Request — Omit all images. Transcribe the rest of the material below exactly.

Dataset records —
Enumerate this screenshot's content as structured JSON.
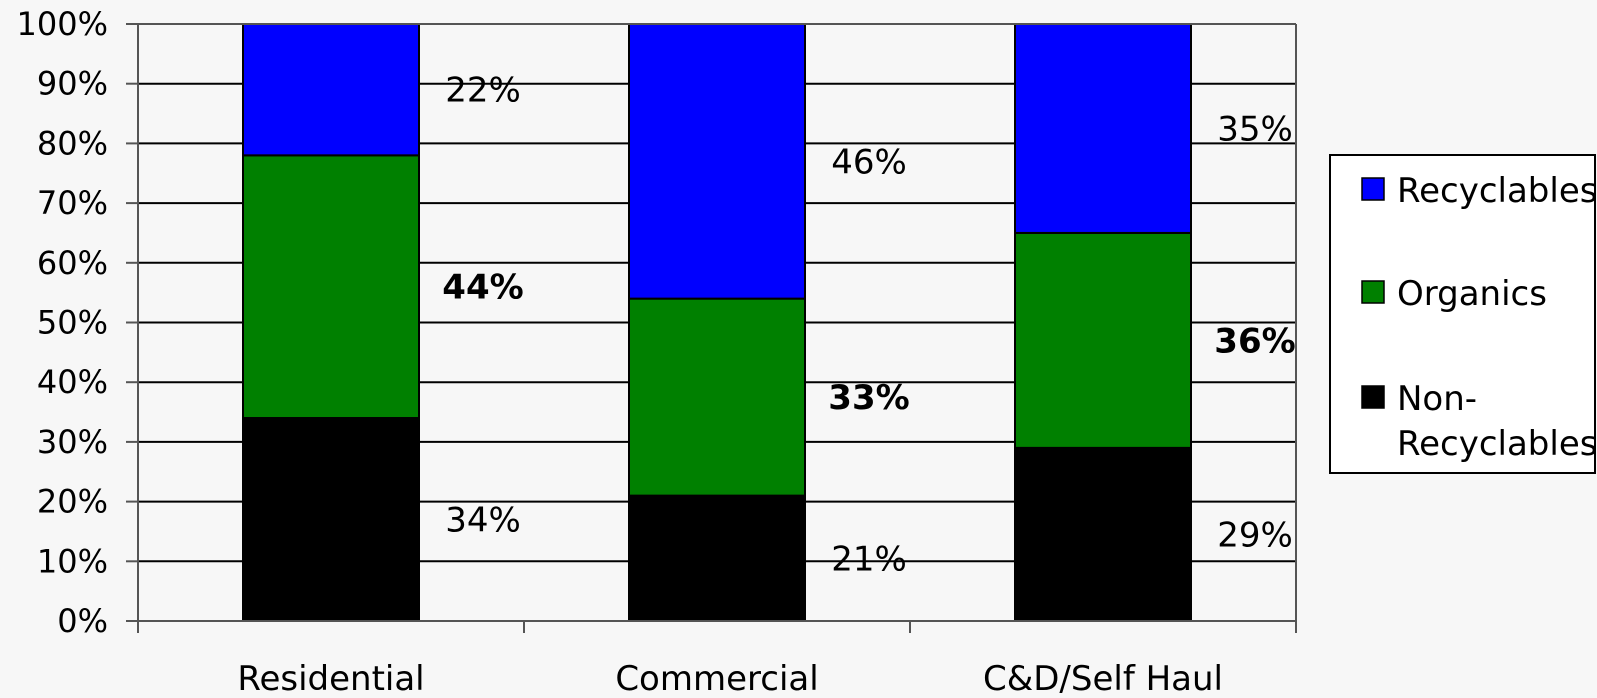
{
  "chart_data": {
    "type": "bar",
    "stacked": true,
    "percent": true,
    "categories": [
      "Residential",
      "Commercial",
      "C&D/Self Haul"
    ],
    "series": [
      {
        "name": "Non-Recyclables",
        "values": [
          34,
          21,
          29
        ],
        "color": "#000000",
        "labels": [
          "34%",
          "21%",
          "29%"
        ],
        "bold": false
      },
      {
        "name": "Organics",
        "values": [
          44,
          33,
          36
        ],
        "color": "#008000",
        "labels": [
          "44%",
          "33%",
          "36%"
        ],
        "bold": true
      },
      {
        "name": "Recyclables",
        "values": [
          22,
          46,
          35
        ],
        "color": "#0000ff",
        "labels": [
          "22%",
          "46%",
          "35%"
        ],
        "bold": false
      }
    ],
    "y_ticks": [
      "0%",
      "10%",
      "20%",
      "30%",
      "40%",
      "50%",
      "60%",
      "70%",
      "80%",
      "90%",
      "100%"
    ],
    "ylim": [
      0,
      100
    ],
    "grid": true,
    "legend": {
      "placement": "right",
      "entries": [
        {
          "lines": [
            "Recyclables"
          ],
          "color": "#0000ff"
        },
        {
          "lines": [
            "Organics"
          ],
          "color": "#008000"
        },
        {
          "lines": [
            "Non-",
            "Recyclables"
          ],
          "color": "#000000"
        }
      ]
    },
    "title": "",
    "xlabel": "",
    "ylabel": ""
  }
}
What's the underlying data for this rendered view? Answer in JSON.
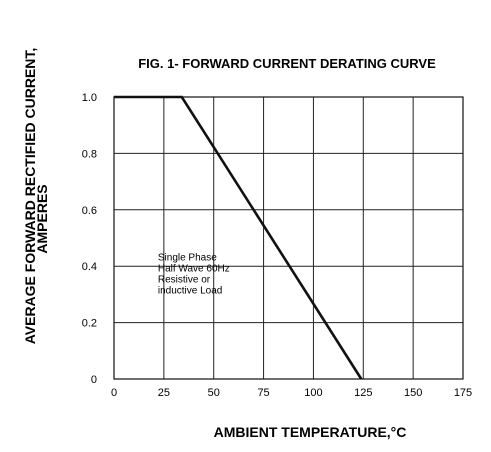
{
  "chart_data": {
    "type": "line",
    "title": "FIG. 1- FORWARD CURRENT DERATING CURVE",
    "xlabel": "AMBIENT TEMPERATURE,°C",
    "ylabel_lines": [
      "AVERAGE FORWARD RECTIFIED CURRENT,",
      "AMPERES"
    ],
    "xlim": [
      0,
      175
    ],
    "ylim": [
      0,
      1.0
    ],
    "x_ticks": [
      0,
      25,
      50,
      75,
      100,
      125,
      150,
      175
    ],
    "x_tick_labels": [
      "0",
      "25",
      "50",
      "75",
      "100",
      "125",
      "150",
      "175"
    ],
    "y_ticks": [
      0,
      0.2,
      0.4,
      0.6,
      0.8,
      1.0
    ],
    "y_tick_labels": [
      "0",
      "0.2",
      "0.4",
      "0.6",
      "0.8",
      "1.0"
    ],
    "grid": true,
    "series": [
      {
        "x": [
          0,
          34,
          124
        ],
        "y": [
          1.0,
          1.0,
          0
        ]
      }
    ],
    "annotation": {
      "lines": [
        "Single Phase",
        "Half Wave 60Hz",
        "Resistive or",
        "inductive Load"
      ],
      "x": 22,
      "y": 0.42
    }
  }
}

Task output —
Enumerate this screenshot's content as structured JSON.
{
  "chart_data": {
    "type": "bar",
    "stacked": true,
    "percent": true,
    "categories": [
      "Residential",
      "Commercial",
      "C&D/Self Haul"
    ],
    "series": [
      {
        "name": "Non-Recyclables",
        "values": [
          34,
          21,
          29
        ],
        "color": "#000000",
        "labels": [
          "34%",
          "21%",
          "29%"
        ],
        "bold": false
      },
      {
        "name": "Organics",
        "values": [
          44,
          33,
          36
        ],
        "color": "#008000",
        "labels": [
          "44%",
          "33%",
          "36%"
        ],
        "bold": true
      },
      {
        "name": "Recyclables",
        "values": [
          22,
          46,
          35
        ],
        "color": "#0000ff",
        "labels": [
          "22%",
          "46%",
          "35%"
        ],
        "bold": false
      }
    ],
    "y_ticks": [
      "0%",
      "10%",
      "20%",
      "30%",
      "40%",
      "50%",
      "60%",
      "70%",
      "80%",
      "90%",
      "100%"
    ],
    "ylim": [
      0,
      100
    ],
    "grid": true,
    "legend": {
      "placement": "right",
      "entries": [
        {
          "lines": [
            "Recyclables"
          ],
          "color": "#0000ff"
        },
        {
          "lines": [
            "Organics"
          ],
          "color": "#008000"
        },
        {
          "lines": [
            "Non-",
            "Recyclables"
          ],
          "color": "#000000"
        }
      ]
    },
    "title": "",
    "xlabel": "",
    "ylabel": ""
  }
}
What's the underlying data for this rendered view? Answer in JSON.
{
  "chart_data": {
    "type": "line",
    "title": "FIG. 1- FORWARD CURRENT DERATING CURVE",
    "xlabel": "AMBIENT TEMPERATURE,°C",
    "ylabel_lines": [
      "AVERAGE FORWARD RECTIFIED CURRENT,",
      "AMPERES"
    ],
    "xlim": [
      0,
      175
    ],
    "ylim": [
      0,
      1.0
    ],
    "x_ticks": [
      0,
      25,
      50,
      75,
      100,
      125,
      150,
      175
    ],
    "x_tick_labels": [
      "0",
      "25",
      "50",
      "75",
      "100",
      "125",
      "150",
      "175"
    ],
    "y_ticks": [
      0,
      0.2,
      0.4,
      0.6,
      0.8,
      1.0
    ],
    "y_tick_labels": [
      "0",
      "0.2",
      "0.4",
      "0.6",
      "0.8",
      "1.0"
    ],
    "grid": true,
    "series": [
      {
        "x": [
          0,
          34,
          124
        ],
        "y": [
          1.0,
          1.0,
          0
        ]
      }
    ],
    "annotation": {
      "lines": [
        "Single Phase",
        "Half Wave 60Hz",
        "Resistive or",
        "inductive Load"
      ],
      "x": 22,
      "y": 0.42
    }
  }
}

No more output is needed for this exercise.